** START OF INFORMATION GIVEN **

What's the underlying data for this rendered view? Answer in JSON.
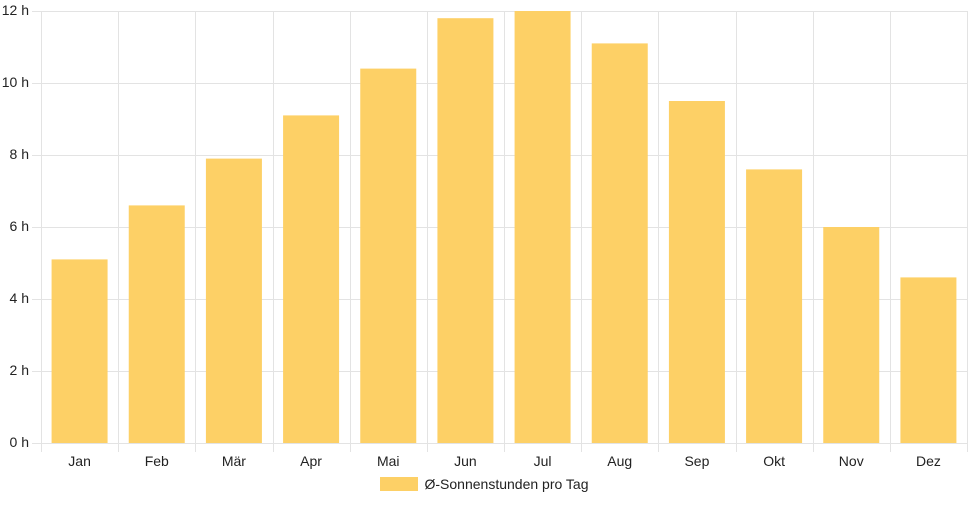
{
  "chart_data": {
    "type": "bar",
    "categories": [
      "Jan",
      "Feb",
      "Mär",
      "Apr",
      "Mai",
      "Jun",
      "Jul",
      "Aug",
      "Sep",
      "Okt",
      "Nov",
      "Dez"
    ],
    "series": [
      {
        "name": "Ø-Sonnenstunden pro Tag",
        "values": [
          5.1,
          6.6,
          7.9,
          9.1,
          10.4,
          11.8,
          12.0,
          11.1,
          9.5,
          7.6,
          6.0,
          4.6
        ]
      }
    ],
    "ylim": [
      0,
      12
    ],
    "y_ticks": [
      {
        "value": 0,
        "label": "0 h"
      },
      {
        "value": 2,
        "label": "2 h"
      },
      {
        "value": 4,
        "label": "4 h"
      },
      {
        "value": 6,
        "label": "6 h"
      },
      {
        "value": 8,
        "label": "8 h"
      },
      {
        "value": 10,
        "label": "10 h"
      },
      {
        "value": 12,
        "label": "12 h"
      }
    ],
    "grid": true,
    "legend_position": "bottom",
    "bar_color": "#fdd066",
    "grid_color": "#e3e3e3"
  }
}
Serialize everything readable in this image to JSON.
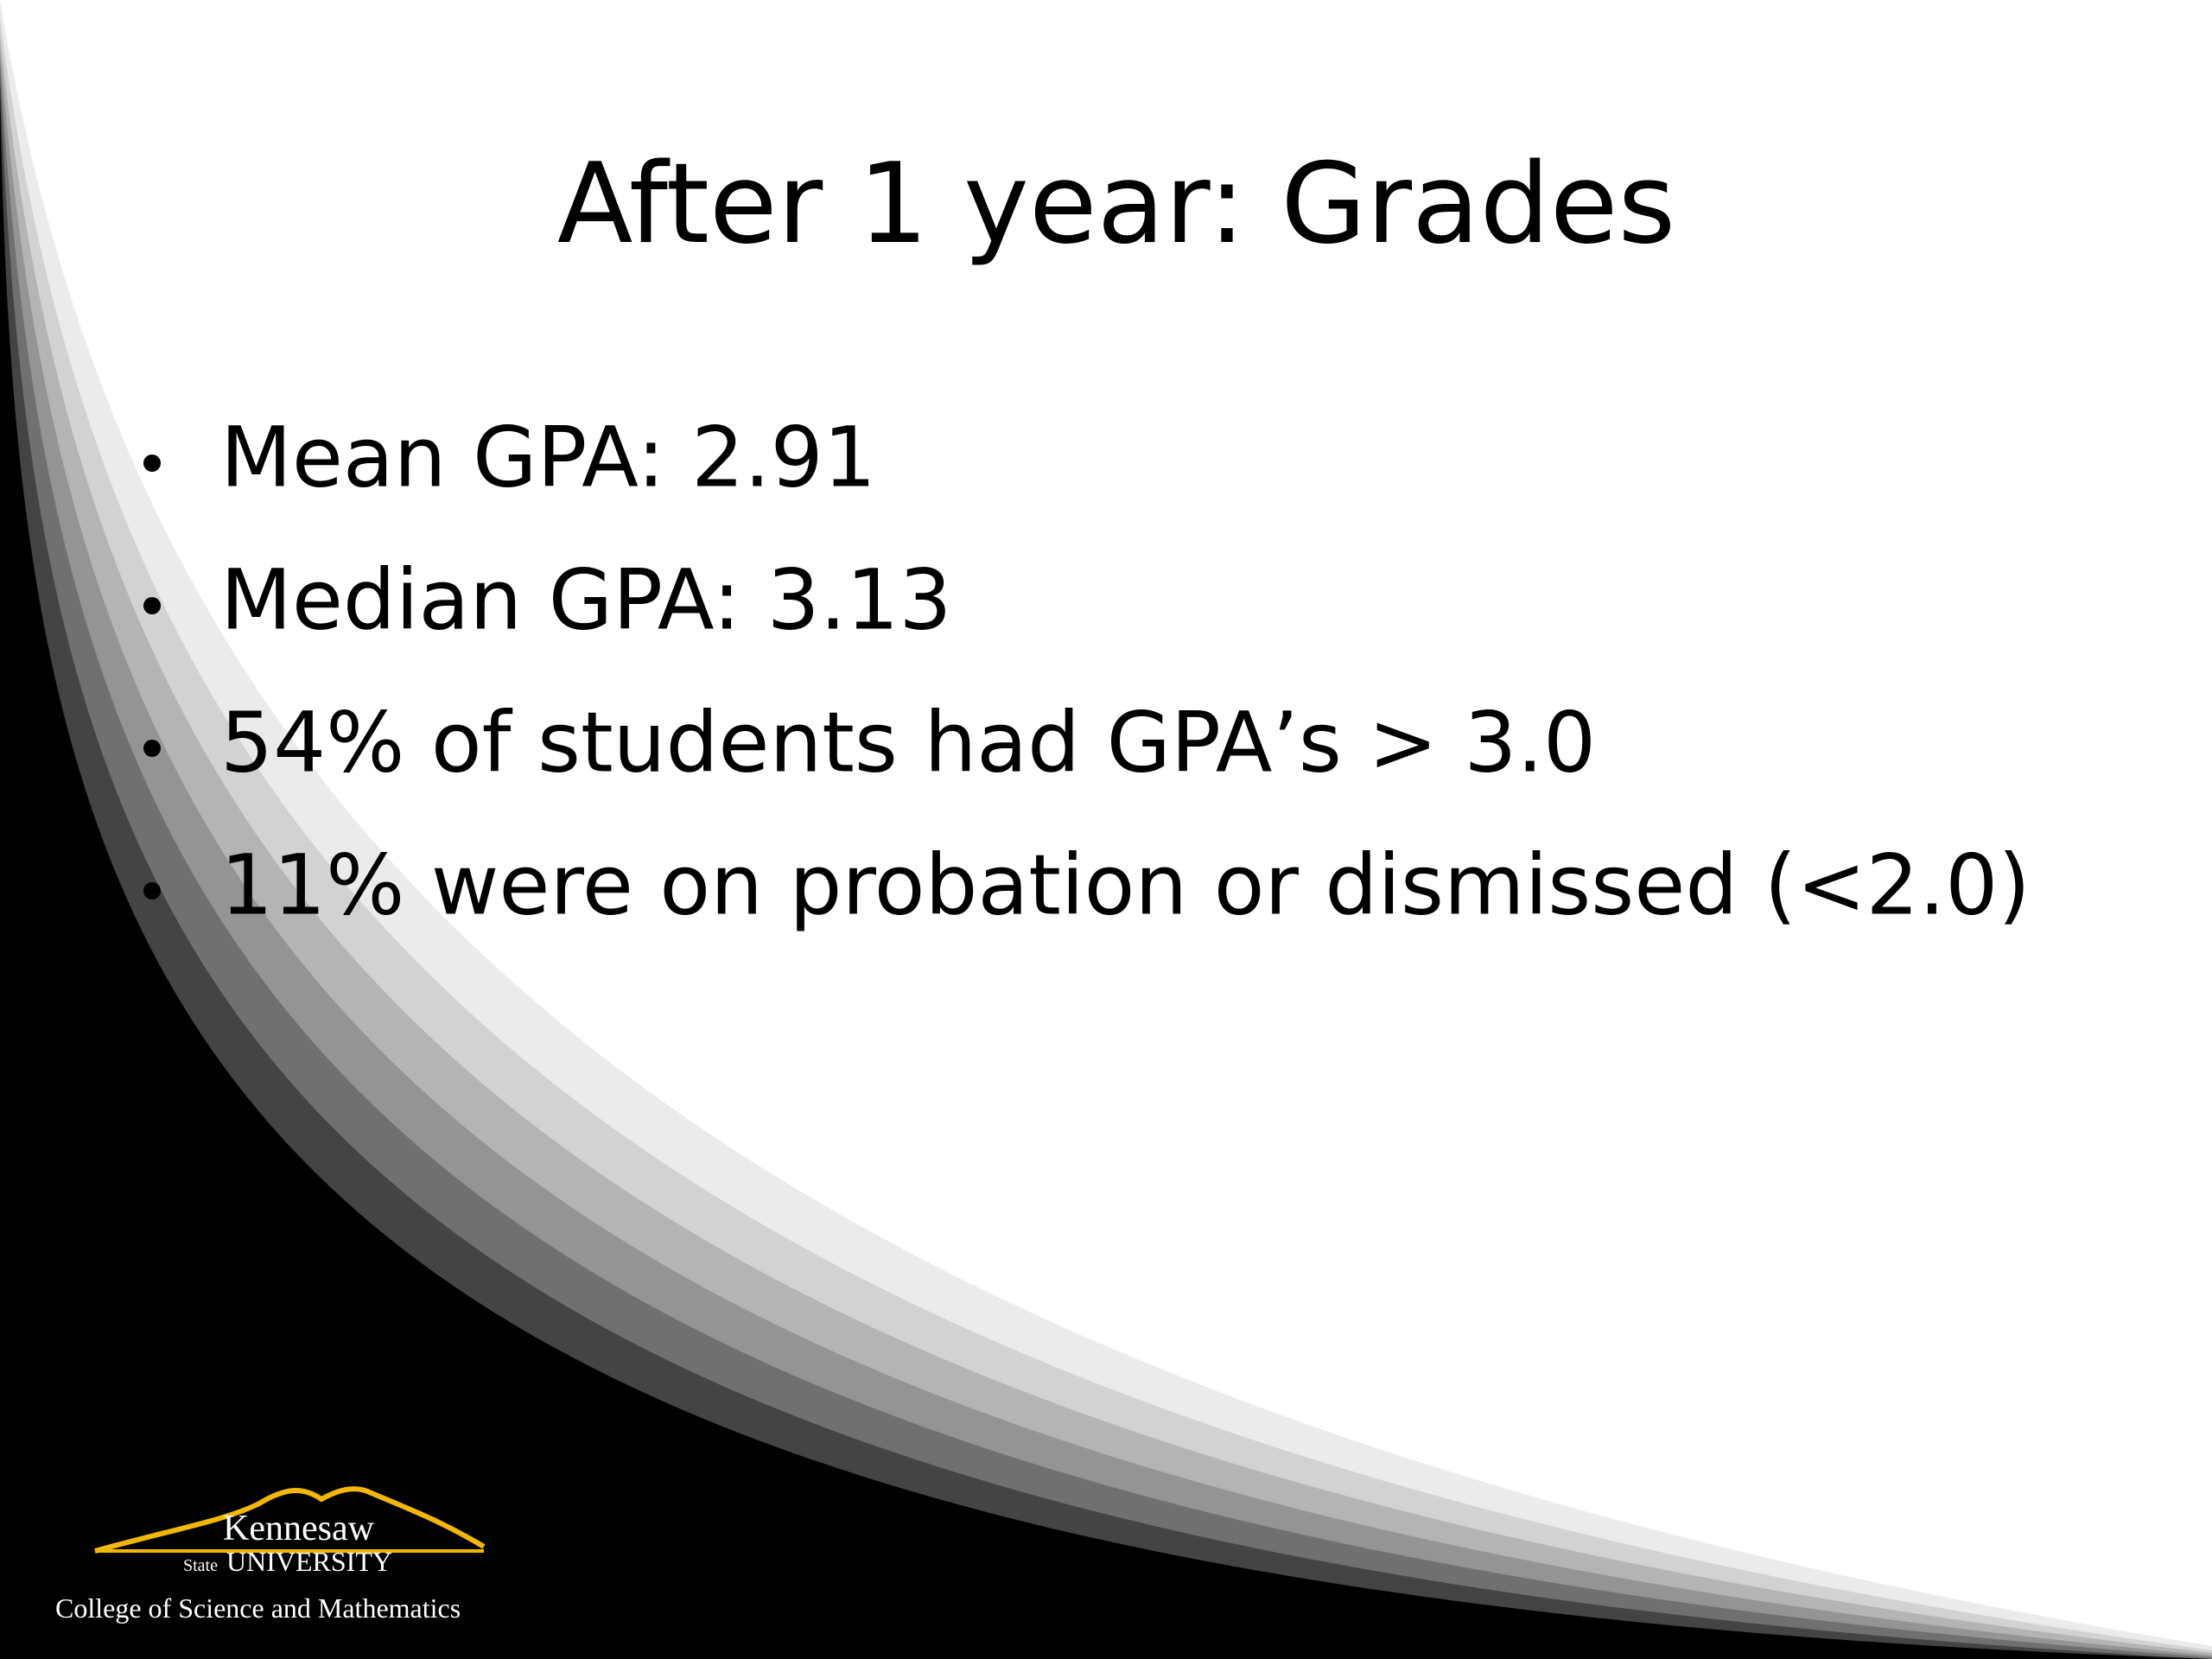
{
  "slide": {
    "title": "After 1 year: Grades",
    "bullets": [
      "Mean GPA: 2.91",
      "Median GPA: 3.13",
      "54% of students had GPA’s > 3.0",
      "11% were on probation or dismissed (<2.0)"
    ],
    "logo": {
      "name_line1": "Kennesaw",
      "name_state": "State",
      "name_university": "UNIVERSITY",
      "college": "College of Science and Mathematics"
    }
  }
}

** END OF INFORMATION GIVEN **

▶ _SET PROBLEM_
Show the lines of the material that contain the word "label".

▶ _OUTPUT FOR THIS EXERCISE_
        "label": "0 h"
        "label": "2 h"
        "label": "4 h"
        "label": "6 h"
        "label": "8 h"
        "label": "10 h"
        "label": "12 h"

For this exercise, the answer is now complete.